=== Records shown ===

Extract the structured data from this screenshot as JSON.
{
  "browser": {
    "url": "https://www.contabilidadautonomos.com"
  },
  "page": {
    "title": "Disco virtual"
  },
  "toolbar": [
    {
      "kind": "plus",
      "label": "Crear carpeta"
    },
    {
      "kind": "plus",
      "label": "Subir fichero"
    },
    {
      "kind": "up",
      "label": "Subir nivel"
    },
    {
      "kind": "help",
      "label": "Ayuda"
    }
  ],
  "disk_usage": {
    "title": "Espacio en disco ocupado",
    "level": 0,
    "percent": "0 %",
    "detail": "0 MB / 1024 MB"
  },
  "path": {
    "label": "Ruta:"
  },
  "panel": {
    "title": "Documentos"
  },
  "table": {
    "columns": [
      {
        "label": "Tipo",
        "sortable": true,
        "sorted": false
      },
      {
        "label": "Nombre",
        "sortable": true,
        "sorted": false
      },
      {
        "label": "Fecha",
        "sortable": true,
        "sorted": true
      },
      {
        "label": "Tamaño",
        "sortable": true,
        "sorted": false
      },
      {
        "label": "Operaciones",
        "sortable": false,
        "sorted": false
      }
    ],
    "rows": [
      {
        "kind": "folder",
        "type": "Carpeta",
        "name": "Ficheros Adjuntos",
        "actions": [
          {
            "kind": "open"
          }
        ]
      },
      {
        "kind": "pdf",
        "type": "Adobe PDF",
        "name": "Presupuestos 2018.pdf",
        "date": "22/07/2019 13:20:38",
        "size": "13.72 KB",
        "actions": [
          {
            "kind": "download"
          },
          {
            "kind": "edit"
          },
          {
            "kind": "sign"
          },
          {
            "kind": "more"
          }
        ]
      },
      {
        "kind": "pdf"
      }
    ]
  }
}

===

• What this task involves: Would you write down every record again, exactly?

• Expected answer:
Extract the structured data from this screenshot as JSON.
{
  "browser": {
    "url": "https://www.contabilidadautonomos.com"
  },
  "page": {
    "title": "Disco virtual"
  },
  "toolbar": [
    {
      "kind": "plus",
      "label": "Crear carpeta"
    },
    {
      "kind": "plus",
      "label": "Subir fichero"
    },
    {
      "kind": "up",
      "label": "Subir nivel"
    },
    {
      "kind": "help",
      "label": "Ayuda"
    }
  ],
  "disk_usage": {
    "title": "Espacio en disco ocupado",
    "level": 0,
    "percent": "0 %",
    "detail": "0 MB / 1024 MB"
  },
  "path": {
    "label": "Ruta:"
  },
  "panel": {
    "title": "Documentos"
  },
  "table": {
    "columns": [
      {
        "label": "Tipo",
        "sortable": true,
        "sorted": false
      },
      {
        "label": "Nombre",
        "sortable": true,
        "sorted": false
      },
      {
        "label": "Fecha",
        "sortable": true,
        "sorted": true
      },
      {
        "label": "Tamaño",
        "sortable": true,
        "sorted": false
      },
      {
        "label": "Operaciones",
        "sortable": false,
        "sorted": false
      }
    ],
    "rows": [
      {
        "kind": "folder",
        "type": "Carpeta",
        "name": "Ficheros Adjuntos",
        "actions": [
          {
            "kind": "open"
          }
        ]
      },
      {
        "kind": "pdf",
        "type": "Adobe PDF",
        "name": "Presupuestos 2018.pdf",
        "date": "22/07/2019 13:20:38",
        "size": "13.72 KB",
        "actions": [
          {
            "kind": "download"
          },
          {
            "kind": "edit"
          },
          {
            "kind": "sign"
          },
          {
            "kind": "more"
          }
        ]
      },
      {
        "kind": "pdf"
      }
    ]
  }
}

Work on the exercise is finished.